The records below need retyping in full; give them again exactly.

--- Start Exercise input ---

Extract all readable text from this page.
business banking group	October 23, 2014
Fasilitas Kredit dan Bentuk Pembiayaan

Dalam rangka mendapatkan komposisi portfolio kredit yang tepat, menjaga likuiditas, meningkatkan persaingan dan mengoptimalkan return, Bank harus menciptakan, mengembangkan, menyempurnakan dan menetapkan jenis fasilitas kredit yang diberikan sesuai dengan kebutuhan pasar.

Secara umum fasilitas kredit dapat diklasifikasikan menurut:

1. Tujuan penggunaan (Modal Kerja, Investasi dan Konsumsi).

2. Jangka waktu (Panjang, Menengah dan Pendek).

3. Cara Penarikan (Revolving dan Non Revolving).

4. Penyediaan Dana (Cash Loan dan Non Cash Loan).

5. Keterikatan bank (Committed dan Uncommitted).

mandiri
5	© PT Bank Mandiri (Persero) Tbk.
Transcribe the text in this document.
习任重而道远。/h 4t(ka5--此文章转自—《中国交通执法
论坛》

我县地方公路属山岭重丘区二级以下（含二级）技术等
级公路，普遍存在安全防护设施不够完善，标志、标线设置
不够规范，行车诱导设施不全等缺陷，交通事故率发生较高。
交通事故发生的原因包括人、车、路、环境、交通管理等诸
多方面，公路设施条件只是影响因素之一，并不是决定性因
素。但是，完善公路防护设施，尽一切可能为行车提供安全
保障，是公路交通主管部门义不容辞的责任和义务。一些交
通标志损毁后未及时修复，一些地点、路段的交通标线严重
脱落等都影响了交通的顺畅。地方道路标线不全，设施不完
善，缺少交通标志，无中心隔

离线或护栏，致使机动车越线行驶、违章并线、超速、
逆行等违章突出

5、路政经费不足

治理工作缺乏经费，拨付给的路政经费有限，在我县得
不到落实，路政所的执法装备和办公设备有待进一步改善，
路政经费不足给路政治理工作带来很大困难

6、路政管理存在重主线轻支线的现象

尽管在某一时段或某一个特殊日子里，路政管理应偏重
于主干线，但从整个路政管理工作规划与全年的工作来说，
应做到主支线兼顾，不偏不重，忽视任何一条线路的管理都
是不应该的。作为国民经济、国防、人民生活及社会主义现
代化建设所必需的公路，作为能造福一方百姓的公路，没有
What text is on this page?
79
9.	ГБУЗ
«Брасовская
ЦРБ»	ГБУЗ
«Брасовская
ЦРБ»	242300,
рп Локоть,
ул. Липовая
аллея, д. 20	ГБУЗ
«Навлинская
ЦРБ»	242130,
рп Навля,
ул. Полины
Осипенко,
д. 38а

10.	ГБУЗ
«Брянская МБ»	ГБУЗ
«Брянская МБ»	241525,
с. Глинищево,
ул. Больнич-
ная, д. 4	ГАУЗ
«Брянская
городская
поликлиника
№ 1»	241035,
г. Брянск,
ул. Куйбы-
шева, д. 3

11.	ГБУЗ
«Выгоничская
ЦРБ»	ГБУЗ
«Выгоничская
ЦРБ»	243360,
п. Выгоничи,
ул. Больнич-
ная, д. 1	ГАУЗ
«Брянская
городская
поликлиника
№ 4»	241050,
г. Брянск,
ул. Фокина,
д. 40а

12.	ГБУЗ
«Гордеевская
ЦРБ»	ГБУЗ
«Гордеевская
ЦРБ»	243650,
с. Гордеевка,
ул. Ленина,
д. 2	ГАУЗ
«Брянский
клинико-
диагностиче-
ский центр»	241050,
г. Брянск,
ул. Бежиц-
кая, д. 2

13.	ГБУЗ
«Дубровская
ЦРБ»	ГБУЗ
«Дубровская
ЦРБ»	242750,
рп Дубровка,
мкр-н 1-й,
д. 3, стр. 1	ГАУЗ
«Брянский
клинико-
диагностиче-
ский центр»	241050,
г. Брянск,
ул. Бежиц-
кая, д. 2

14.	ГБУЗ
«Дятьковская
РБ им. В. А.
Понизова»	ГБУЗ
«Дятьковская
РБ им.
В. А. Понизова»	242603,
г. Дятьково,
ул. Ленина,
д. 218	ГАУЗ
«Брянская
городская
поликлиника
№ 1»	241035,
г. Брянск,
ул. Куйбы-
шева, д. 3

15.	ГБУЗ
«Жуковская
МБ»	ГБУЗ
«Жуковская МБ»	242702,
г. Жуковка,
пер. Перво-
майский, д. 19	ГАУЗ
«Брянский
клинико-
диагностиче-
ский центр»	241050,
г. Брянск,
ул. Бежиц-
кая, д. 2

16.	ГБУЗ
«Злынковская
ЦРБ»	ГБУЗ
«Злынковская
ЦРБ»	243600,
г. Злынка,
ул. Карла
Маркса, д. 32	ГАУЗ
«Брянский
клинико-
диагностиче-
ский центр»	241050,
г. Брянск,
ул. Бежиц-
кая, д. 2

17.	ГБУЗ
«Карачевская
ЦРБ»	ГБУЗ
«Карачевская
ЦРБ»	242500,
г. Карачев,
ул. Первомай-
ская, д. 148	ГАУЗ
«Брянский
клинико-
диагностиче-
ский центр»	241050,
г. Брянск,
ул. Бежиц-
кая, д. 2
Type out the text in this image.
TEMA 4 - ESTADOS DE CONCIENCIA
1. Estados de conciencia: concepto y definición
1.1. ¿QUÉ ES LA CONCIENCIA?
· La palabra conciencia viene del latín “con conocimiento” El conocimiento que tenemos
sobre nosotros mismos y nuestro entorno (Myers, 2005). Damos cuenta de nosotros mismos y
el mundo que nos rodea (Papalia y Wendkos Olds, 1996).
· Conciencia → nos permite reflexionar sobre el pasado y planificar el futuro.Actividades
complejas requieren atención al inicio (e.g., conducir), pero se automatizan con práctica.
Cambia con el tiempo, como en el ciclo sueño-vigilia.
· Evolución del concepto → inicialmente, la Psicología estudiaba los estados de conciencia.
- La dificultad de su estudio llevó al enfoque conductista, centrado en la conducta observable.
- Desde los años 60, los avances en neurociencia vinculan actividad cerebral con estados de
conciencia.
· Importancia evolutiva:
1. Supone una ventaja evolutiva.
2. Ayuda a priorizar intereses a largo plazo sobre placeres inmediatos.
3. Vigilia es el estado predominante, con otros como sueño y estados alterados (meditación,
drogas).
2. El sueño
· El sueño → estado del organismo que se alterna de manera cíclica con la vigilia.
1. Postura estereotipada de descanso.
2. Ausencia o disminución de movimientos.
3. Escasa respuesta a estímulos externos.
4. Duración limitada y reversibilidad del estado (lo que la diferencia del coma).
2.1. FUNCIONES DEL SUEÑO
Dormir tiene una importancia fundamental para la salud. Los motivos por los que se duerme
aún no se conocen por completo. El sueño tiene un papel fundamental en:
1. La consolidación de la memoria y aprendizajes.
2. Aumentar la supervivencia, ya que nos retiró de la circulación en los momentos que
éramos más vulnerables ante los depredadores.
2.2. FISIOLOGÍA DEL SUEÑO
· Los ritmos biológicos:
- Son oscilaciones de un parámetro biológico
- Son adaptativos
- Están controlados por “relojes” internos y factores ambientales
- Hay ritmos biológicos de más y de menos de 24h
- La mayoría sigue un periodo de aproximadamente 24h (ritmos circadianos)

--- End Exercise input ---

> **The output**:
Extract all readable text from this page.
business banking group	October 23, 2014
Fasilitas Kredit dan Bentuk Pembiayaan

Dalam rangka mendapatkan komposisi portfolio kredit yang tepat, menjaga likuiditas, meningkatkan persaingan dan mengoptimalkan return, Bank harus menciptakan, mengembangkan, menyempurnakan dan menetapkan jenis fasilitas kredit yang diberikan sesuai dengan kebutuhan pasar.

Secara umum fasilitas kredit dapat diklasifikasikan menurut:

1. Tujuan penggunaan (Modal Kerja, Investasi dan Konsumsi).

2. Jangka waktu (Panjang, Menengah dan Pendek).

3. Cara Penarikan (Revolving dan Non Revolving).

4. Penyediaan Dana (Cash Loan dan Non Cash Loan).

5. Keterikatan bank (Committed dan Uncommitted).

mandiri
5	© PT Bank Mandiri (Persero) Tbk.
Transcribe the text in this document.
习任重而道远。/h 4t(ka5--此文章转自—《中国交通执法
论坛》

我县地方公路属山岭重丘区二级以下（含二级）技术等
级公路，普遍存在安全防护设施不够完善，标志、标线设置
不够规范，行车诱导设施不全等缺陷，交通事故率发生较高。
交通事故发生的原因包括人、车、路、环境、交通管理等诸
多方面，公路设施条件只是影响因素之一，并不是决定性因
素。但是，完善公路防护设施，尽一切可能为行车提供安全
保障，是公路交通主管部门义不容辞的责任和义务。一些交
通标志损毁后未及时修复，一些地点、路段的交通标线严重
脱落等都影响了交通的顺畅。地方道路标线不全，设施不完
善，缺少交通标志，无中心隔

离线或护栏，致使机动车越线行驶、违章并线、超速、
逆行等违章突出

5、路政经费不足

治理工作缺乏经费，拨付给的路政经费有限，在我县得
不到落实，路政所的执法装备和办公设备有待进一步改善，
路政经费不足给路政治理工作带来很大困难

6、路政管理存在重主线轻支线的现象

尽管在某一时段或某一个特殊日子里，路政管理应偏重
于主干线，但从整个路政管理工作规划与全年的工作来说，
应做到主支线兼顾，不偏不重，忽视任何一条线路的管理都
是不应该的。作为国民经济、国防、人民生活及社会主义现
代化建设所必需的公路，作为能造福一方百姓的公路，没有
What text is on this page?
79
9.	ГБУЗ
«Брасовская
ЦРБ»	ГБУЗ
«Брасовская
ЦРБ»	242300,
рп Локоть,
ул. Липовая
аллея, д. 20	ГБУЗ
«Навлинская
ЦРБ»	242130,
рп Навля,
ул. Полины
Осипенко,
д. 38а

10.	ГБУЗ
«Брянская МБ»	ГБУЗ
«Брянская МБ»	241525,
с. Глинищево,
ул. Больнич-
ная, д. 4	ГАУЗ
«Брянская
городская
поликлиника
№ 1»	241035,
г. Брянск,
ул. Куйбы-
шева, д. 3

11.	ГБУЗ
«Выгоничская
ЦРБ»	ГБУЗ
«Выгоничская
ЦРБ»	243360,
п. Выгоничи,
ул. Больнич-
ная, д. 1	ГАУЗ
«Брянская
городская
поликлиника
№ 4»	241050,
г. Брянск,
ул. Фокина,
д. 40а

12.	ГБУЗ
«Гордеевская
ЦРБ»	ГБУЗ
«Гордеевская
ЦРБ»	243650,
с. Гордеевка,
ул. Ленина,
д. 2	ГАУЗ
«Брянский
клинико-
диагностиче-
ский центр»	241050,
г. Брянск,
ул. Бежиц-
кая, д. 2

13.	ГБУЗ
«Дубровская
ЦРБ»	ГБУЗ
«Дубровская
ЦРБ»	242750,
рп Дубровка,
мкр-н 1-й,
д. 3, стр. 1	ГАУЗ
«Брянский
клинико-
диагностиче-
ский центр»	241050,
г. Брянск,
ул. Бежиц-
кая, д. 2

14.	ГБУЗ
«Дятьковская
РБ им. В. А.
Понизова»	ГБУЗ
«Дятьковская
РБ им.
В. А. Понизова»	242603,
г. Дятьково,
ул. Ленина,
д. 218	ГАУЗ
«Брянская
городская
поликлиника
№ 1»	241035,
г. Брянск,
ул. Куйбы-
шева, д. 3

15.	ГБУЗ
«Жуковская
МБ»	ГБУЗ
«Жуковская МБ»	242702,
г. Жуковка,
пер. Перво-
майский, д. 19	ГАУЗ
«Брянский
клинико-
диагностиче-
ский центр»	241050,
г. Брянск,
ул. Бежиц-
кая, д. 2

16.	ГБУЗ
«Злынковская
ЦРБ»	ГБУЗ
«Злынковская
ЦРБ»	243600,
г. Злынка,
ул. Карла
Маркса, д. 32	ГАУЗ
«Брянский
клинико-
диагностиче-
ский центр»	241050,
г. Брянск,
ул. Бежиц-
кая, д. 2

17.	ГБУЗ
«Карачевская
ЦРБ»	ГБУЗ
«Карачевская
ЦРБ»	242500,
г. Карачев,
ул. Первомай-
ская, д. 148	ГАУЗ
«Брянский
клинико-
диагностиче-
ский центр»	241050,
г. Брянск,
ул. Бежиц-
кая, д. 2
Type out the text in this image.
TEMA 4 - ESTADOS DE CONCIENCIA
1. Estados de conciencia: concepto y definición
1.1. ¿QUÉ ES LA CONCIENCIA?
· La palabra conciencia viene del latín “con conocimiento” El conocimiento que tenemos
sobre nosotros mismos y nuestro entorno (Myers, 2005). Damos cuenta de nosotros mismos y
el mundo que nos rodea (Papalia y Wendkos Olds, 1996).
· Conciencia → nos permite reflexionar sobre el pasado y planificar el futuro.Actividades
complejas requieren atención al inicio (e.g., conducir), pero se automatizan con práctica.
Cambia con el tiempo, como en el ciclo sueño-vigilia.
· Evolución del concepto → inicialmente, la Psicología estudiaba los estados de conciencia.
- La dificultad de su estudio llevó al enfoque conductista, centrado en la conducta observable.
- Desde los años 60, los avances en neurociencia vinculan actividad cerebral con estados de
conciencia.
· Importancia evolutiva:
1. Supone una ventaja evolutiva.
2. Ayuda a priorizar intereses a largo plazo sobre placeres inmediatos.
3. Vigilia es el estado predominante, con otros como sueño y estados alterados (meditación,
drogas).
2. El sueño
· El sueño → estado del organismo que se alterna de manera cíclica con la vigilia.
1. Postura estereotipada de descanso.
2. Ausencia o disminución de movimientos.
3. Escasa respuesta a estímulos externos.
4. Duración limitada y reversibilidad del estado (lo que la diferencia del coma).
2.1. FUNCIONES DEL SUEÑO
Dormir tiene una importancia fundamental para la salud. Los motivos por los que se duerme
aún no se conocen por completo. El sueño tiene un papel fundamental en:
1. La consolidación de la memoria y aprendizajes.
2. Aumentar la supervivencia, ya que nos retiró de la circulación en los momentos que
éramos más vulnerables ante los depredadores.
2.2. FISIOLOGÍA DEL SUEÑO
· Los ritmos biológicos:
- Son oscilaciones de un parámetro biológico
- Son adaptativos
- Están controlados por “relojes” internos y factores ambientales
- Hay ritmos biológicos de más y de menos de 24h
- La mayoría sigue un periodo de aproximadamente 24h (ritmos circadianos)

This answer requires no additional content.